### 課題文
=====

妊娠8カ月で告げられた、おなかの子は18トリソミー。『なんで私が…』それでも親としてわが子と向き合い、出した答え【体験談】
妊娠8カ月のときに「おなかの赤ちゃんは18トリソミーという染色体疾患です」と医師から告げられた中須賀舞さん。38週に1780gで誕生した望(のぞみ)ちゃんは、市販の新生児サイズのベビー服がどれもブカブカでした。「わが子と同じように小さく生まれた赤ちゃんのために!」という思いから、ママ・中須賀舞さんは低出生体重児専用のベビー服ブランドの立ち上げを決意。サイズ表記30cm/35cm、体重1500g~1900g/2000g~2400gという小さなウエアの開発に奔走した中須賀さんに、ブランド立ち上げのきっかけとなった望ちゃんの妊娠・出産、退院するまでのお話を聞きました。全2回にわたるインタビューの1回目です。 【画像】保育器の中からしっかりとこちらを見つめる望ちゃん。

=====

文書レイアウト検出データ:
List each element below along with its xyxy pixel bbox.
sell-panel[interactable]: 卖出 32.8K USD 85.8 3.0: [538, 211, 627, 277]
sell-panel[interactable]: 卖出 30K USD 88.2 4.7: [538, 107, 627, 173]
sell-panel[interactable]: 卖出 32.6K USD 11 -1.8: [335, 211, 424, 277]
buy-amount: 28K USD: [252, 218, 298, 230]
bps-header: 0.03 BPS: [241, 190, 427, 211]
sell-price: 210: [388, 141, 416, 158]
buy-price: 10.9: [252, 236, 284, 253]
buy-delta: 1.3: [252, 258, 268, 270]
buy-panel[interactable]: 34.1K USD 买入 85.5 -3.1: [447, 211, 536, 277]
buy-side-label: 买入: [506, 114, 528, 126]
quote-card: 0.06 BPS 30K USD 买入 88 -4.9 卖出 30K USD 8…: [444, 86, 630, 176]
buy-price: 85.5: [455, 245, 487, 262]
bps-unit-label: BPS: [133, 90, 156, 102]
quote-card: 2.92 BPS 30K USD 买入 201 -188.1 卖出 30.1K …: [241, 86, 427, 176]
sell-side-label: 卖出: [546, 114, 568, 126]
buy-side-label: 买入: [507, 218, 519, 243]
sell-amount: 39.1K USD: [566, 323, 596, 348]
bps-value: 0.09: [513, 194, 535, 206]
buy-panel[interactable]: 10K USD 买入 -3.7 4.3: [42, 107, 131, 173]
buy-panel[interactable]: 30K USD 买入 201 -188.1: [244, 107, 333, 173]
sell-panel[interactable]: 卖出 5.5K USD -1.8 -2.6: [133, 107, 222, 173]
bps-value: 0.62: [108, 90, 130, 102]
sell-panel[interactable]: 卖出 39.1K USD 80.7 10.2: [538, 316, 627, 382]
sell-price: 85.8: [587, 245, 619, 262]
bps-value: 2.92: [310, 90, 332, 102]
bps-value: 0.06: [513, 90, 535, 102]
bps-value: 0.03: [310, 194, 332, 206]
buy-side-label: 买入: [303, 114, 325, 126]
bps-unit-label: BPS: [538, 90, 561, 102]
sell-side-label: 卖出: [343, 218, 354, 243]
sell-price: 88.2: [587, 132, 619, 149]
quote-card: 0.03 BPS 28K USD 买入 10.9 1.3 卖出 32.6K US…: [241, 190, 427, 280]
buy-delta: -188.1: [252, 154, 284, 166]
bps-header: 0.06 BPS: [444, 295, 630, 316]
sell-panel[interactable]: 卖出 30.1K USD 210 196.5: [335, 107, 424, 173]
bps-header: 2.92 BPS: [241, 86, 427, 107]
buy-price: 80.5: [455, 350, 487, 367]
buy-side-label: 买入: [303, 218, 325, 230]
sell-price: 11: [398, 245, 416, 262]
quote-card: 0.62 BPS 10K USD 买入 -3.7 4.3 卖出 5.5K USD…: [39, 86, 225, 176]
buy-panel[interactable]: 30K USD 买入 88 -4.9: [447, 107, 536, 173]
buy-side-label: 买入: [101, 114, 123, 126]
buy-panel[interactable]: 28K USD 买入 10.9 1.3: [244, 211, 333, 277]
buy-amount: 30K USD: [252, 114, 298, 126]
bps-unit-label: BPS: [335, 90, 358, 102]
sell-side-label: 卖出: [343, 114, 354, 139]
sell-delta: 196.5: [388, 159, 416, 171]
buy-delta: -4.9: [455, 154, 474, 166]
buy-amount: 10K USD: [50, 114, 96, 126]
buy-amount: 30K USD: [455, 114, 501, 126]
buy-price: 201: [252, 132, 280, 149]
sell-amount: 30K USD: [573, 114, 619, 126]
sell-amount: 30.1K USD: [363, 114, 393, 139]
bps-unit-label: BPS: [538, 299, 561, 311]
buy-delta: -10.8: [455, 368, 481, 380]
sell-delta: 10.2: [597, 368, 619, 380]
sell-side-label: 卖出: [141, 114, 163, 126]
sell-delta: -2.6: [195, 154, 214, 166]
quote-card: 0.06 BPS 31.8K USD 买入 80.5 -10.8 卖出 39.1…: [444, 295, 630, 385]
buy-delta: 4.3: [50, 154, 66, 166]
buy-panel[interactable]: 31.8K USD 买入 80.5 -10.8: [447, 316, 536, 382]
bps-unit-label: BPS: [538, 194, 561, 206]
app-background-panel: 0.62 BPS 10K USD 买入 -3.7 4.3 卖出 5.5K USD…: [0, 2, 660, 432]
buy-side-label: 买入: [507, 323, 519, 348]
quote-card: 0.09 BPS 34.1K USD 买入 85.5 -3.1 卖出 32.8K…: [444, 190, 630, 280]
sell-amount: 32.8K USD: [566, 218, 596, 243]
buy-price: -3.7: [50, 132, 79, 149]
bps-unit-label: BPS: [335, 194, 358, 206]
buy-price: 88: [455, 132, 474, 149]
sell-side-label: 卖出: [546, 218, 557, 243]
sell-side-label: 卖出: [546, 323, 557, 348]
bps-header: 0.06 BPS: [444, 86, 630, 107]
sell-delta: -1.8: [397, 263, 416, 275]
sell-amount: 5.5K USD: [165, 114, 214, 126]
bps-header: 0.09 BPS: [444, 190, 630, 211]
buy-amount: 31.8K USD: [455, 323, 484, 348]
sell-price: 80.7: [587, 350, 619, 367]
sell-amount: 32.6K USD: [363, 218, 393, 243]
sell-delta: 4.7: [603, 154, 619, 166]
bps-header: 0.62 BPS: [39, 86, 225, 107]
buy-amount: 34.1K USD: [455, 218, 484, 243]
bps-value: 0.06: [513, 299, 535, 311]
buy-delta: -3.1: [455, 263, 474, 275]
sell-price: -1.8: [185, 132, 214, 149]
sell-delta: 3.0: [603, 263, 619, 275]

=====

### 練習問題
課題文のうち、「妊娠8カ月で告げられた、おな」を含む語句で始まり「とこちらを見つめる望ちゃん。」で終わる部分を、一字一句変えずに書き出しなさい。 なお、データはここでは使用しません。

### 解答
妊娠8カ月で告げられた、おなかの子は18トリソミー。『なんで私が…』それでも親としてわが子と向き合い、出した答え【体験談】
妊娠8カ月のときに「おなかの赤ちゃんは18トリソミーという染色体疾患です」と医師から告げられた中須賀舞さん。38週に1780gで誕生した望(のぞみ)ちゃんは、市販の新生児サイズのベビー服がどれもブカブカでした。「わが子と同じように小さく生まれた赤ちゃんのために!」という思いから、ママ・中須賀舞さんは低出生体重児専用のベビー服ブランドの立ち上げを決意。サイズ表記30cm/35cm、体重1500g~1900g/2000g~2400gという小さなウエアの開発に奔走した中須賀さんに、ブランド立ち上げのきっかけとなった望ちゃんの妊娠・出産、退院するまでのお話を聞きました。全2回にわたるインタビューの1回目です。 【画像】保育器の中からしっかりとこちらを見つめる望ちゃん。